● PROBLEM DETAILS
Write out each line that follows exactly as it stands, without the pictures.

● DATASET
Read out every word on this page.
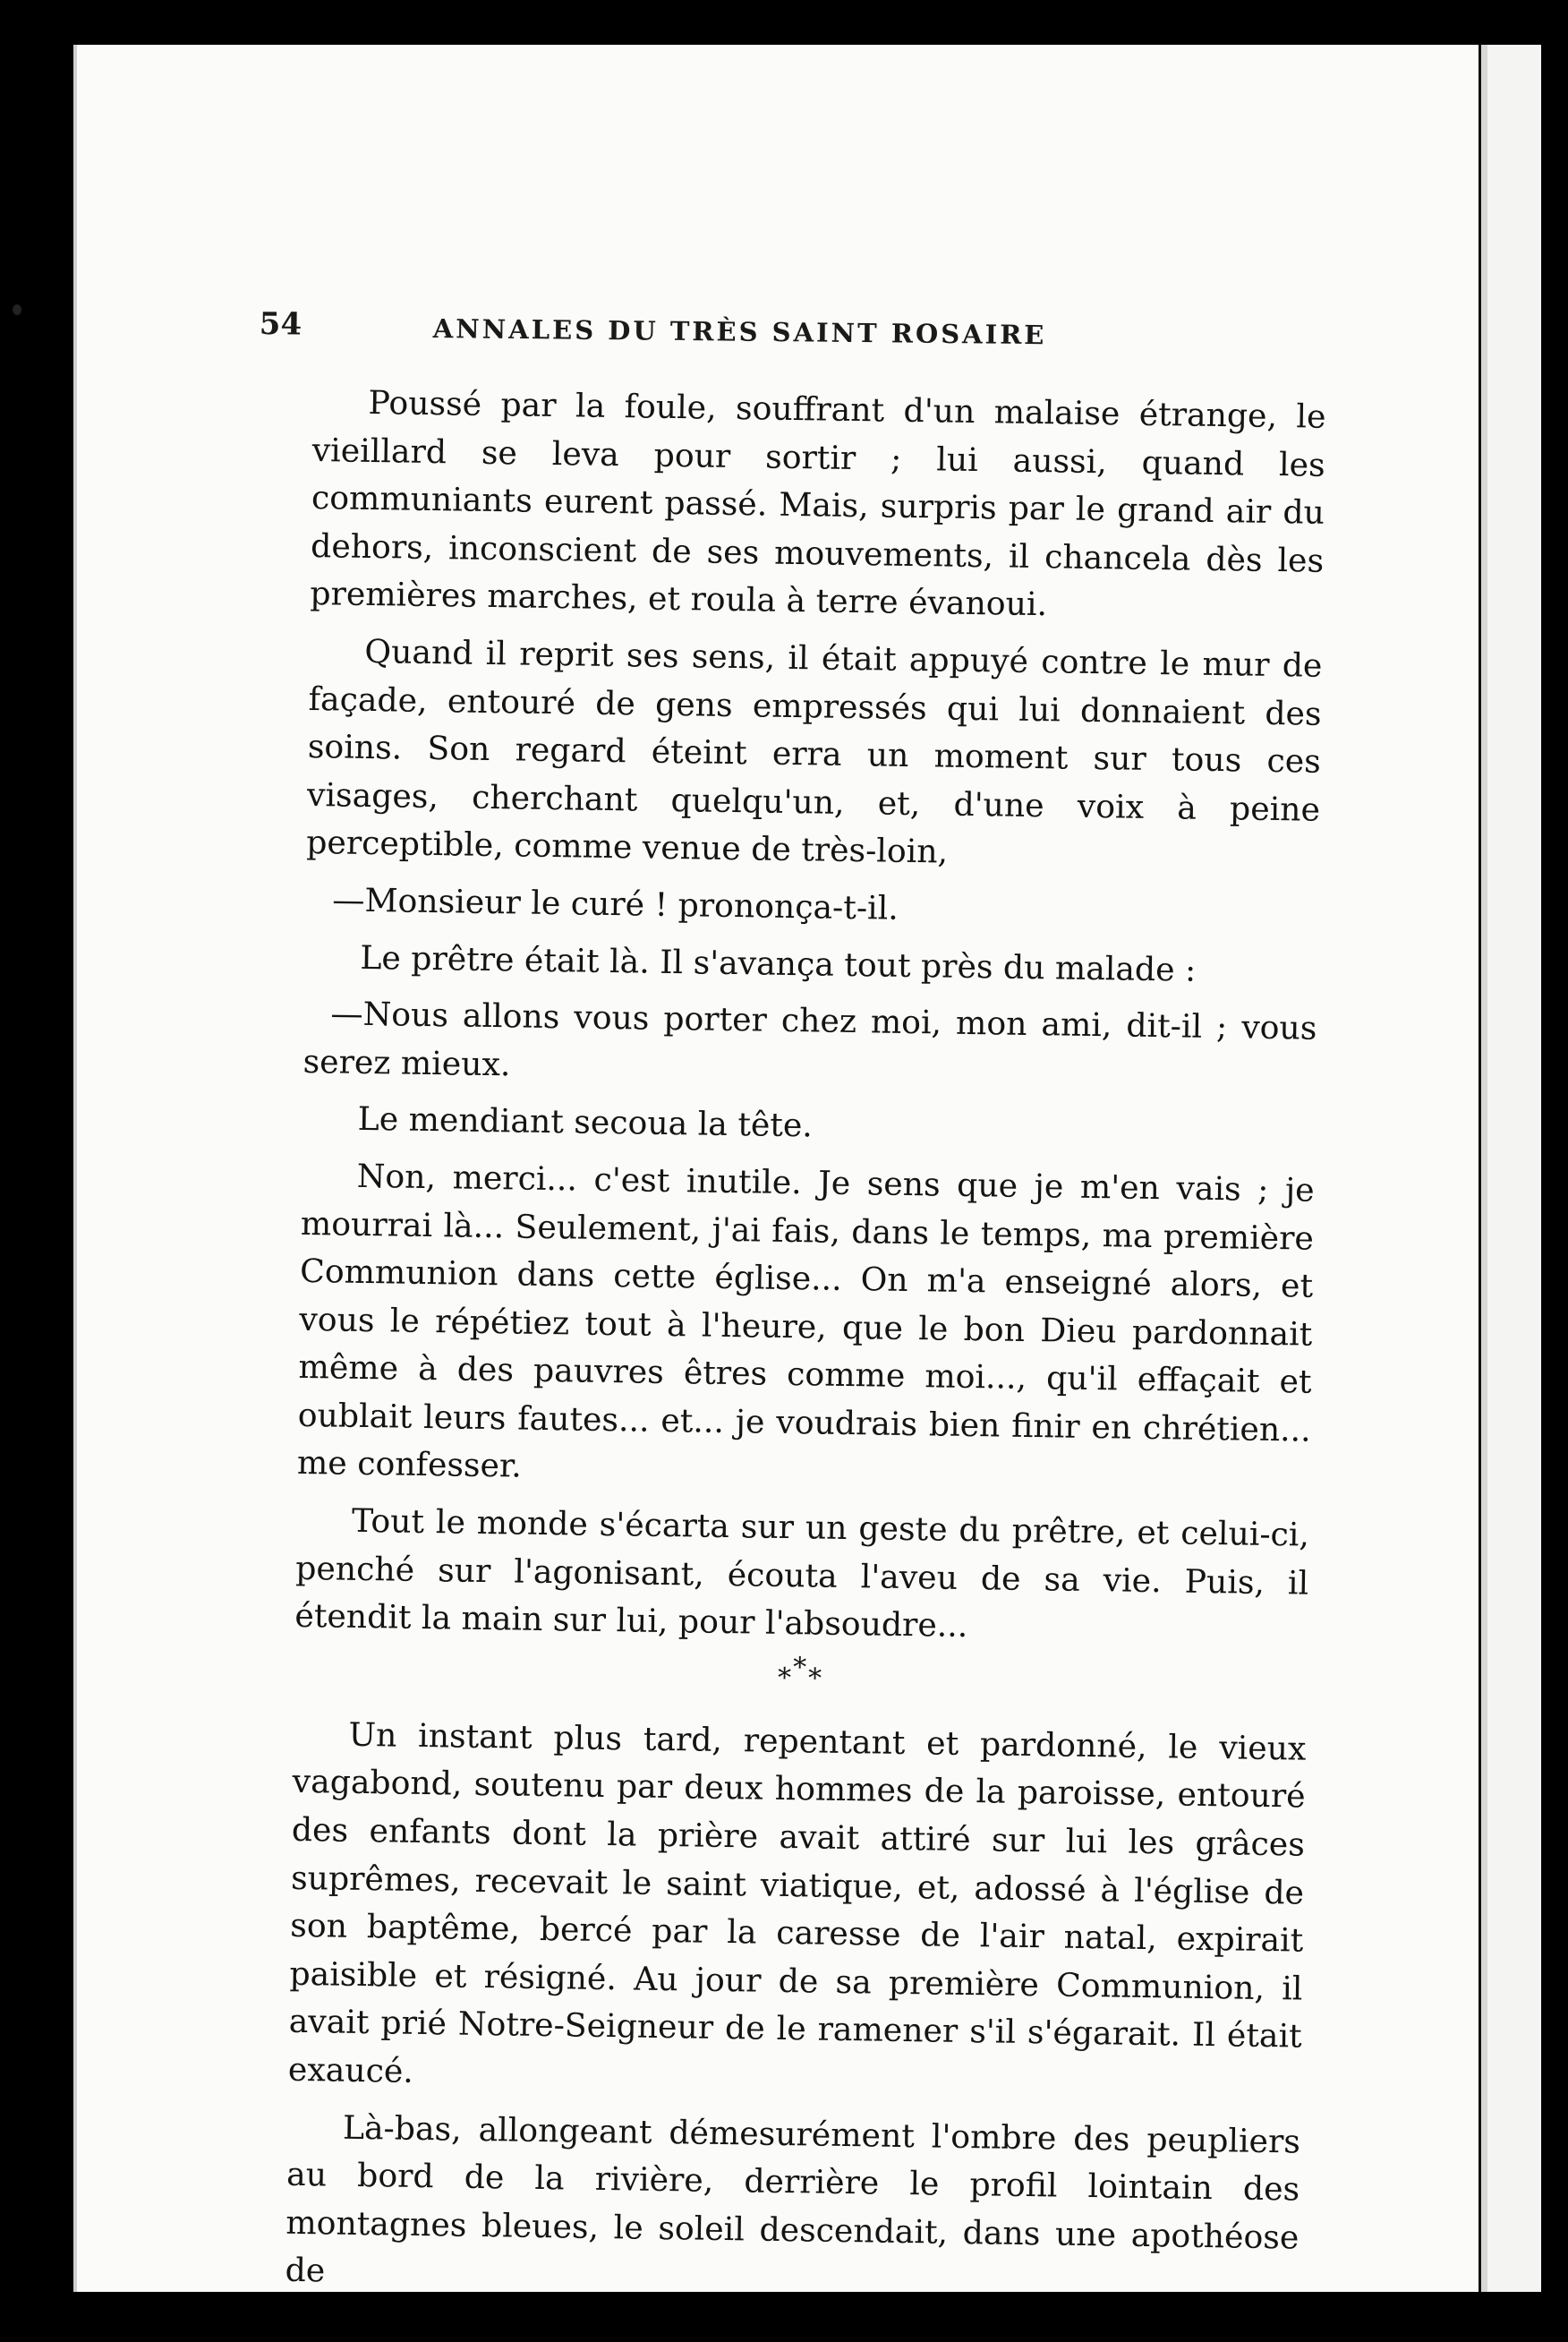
54	ANNALES DU TRÈS SAINT ROSAIRE

Poussé par la foule, souffrant d'un malaise étrange, le vieillard se leva pour sortir ; lui aussi, quand les communiants eurent passé. Mais, surpris par le grand air du dehors, inconscient de ses mouvements, il chancela dès les premières marches, et roula à terre évanoui.

Quand il reprit ses sens, il était appuyé contre le mur de façade, entouré de gens empressés qui lui donnaient des soins. Son regard éteint erra un moment sur tous ces visages, cherchant quelqu'un, et, d'une voix à peine perceptible, comme venue de très-loin,

—Monsieur le curé ! prononça-t-il.

Le prêtre était là. Il s'avança tout près du malade :

—Nous allons vous porter chez moi, mon ami, dit-il ; vous serez mieux.

Le mendiant secoua la tête.

Non, merci... c'est inutile. Je sens que je m'en vais ; je mourrai là... Seulement, j'ai fais, dans le temps, ma première Communion dans cette église... On m'a enseigné alors, et vous le répétiez tout à l'heure, que le bon Dieu pardonnait même à des pauvres êtres comme moi..., qu'il effaçait et oublait leurs fautes... et... je voudrais bien finir en chrétien... me confesser.

Tout le monde s'écarta sur un geste du prêtre, et celui-ci, penché sur l'agonisant, écouta l'aveu de sa vie. Puis, il étendit la main sur lui, pour l'absoudre...

***

Un instant plus tard, repentant et pardonné, le vieux vagabond, soutenu par deux hommes de la paroisse, entouré des enfants dont la prière avait attiré sur lui les grâces suprêmes, recevait le saint viatique, et, adossé à l'église de son baptême, bercé par la caresse de l'air natal, expirait paisible et résigné. Au jour de sa première Communion, il avait prié Notre-Seigneur de le ramener s'il s'égarait. Il était exaucé.

Là-bas, allongeant démesurément l'ombre des peupliers au bord de la rivière, derrière le profil lointain des montagnes bleues, le soleil descendait, dans une apothéose de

● ANSWER FOR THIS EXERCISE
Read out every word on this page.
54	ANNALES DU TRÈS SAINT ROSAIRE

Poussé par la foule, souffrant d'un malaise étrange, le vieillard se leva pour sortir ; lui aussi, quand les communiants eurent passé. Mais, surpris par le grand air du dehors, inconscient de ses mouvements, il chancela dès les premières marches, et roula à terre évanoui.

Quand il reprit ses sens, il était appuyé contre le mur de façade, entouré de gens empressés qui lui donnaient des soins. Son regard éteint erra un moment sur tous ces visages, cherchant quelqu'un, et, d'une voix à peine perceptible, comme venue de très-loin,

—Monsieur le curé ! prononça-t-il.

Le prêtre était là. Il s'avança tout près du malade :

—Nous allons vous porter chez moi, mon ami, dit-il ; vous serez mieux.

Le mendiant secoua la tête.

Non, merci... c'est inutile. Je sens que je m'en vais ; je mourrai là... Seulement, j'ai fais, dans le temps, ma première Communion dans cette église... On m'a enseigné alors, et vous le répétiez tout à l'heure, que le bon Dieu pardonnait même à des pauvres êtres comme moi..., qu'il effaçait et oublait leurs fautes... et... je voudrais bien finir en chrétien... me confesser.

Tout le monde s'écarta sur un geste du prêtre, et celui-ci, penché sur l'agonisant, écouta l'aveu de sa vie. Puis, il étendit la main sur lui, pour l'absoudre...

***

Un instant plus tard, repentant et pardonné, le vieux vagabond, soutenu par deux hommes de la paroisse, entouré des enfants dont la prière avait attiré sur lui les grâces suprêmes, recevait le saint viatique, et, adossé à l'église de son baptême, bercé par la caresse de l'air natal, expirait paisible et résigné. Au jour de sa première Communion, il avait prié Notre-Seigneur de le ramener s'il s'égarait. Il était exaucé.

Là-bas, allongeant démesurément l'ombre des peupliers au bord de la rivière, derrière le profil lointain des montagnes bleues, le soleil descendait, dans une apothéose de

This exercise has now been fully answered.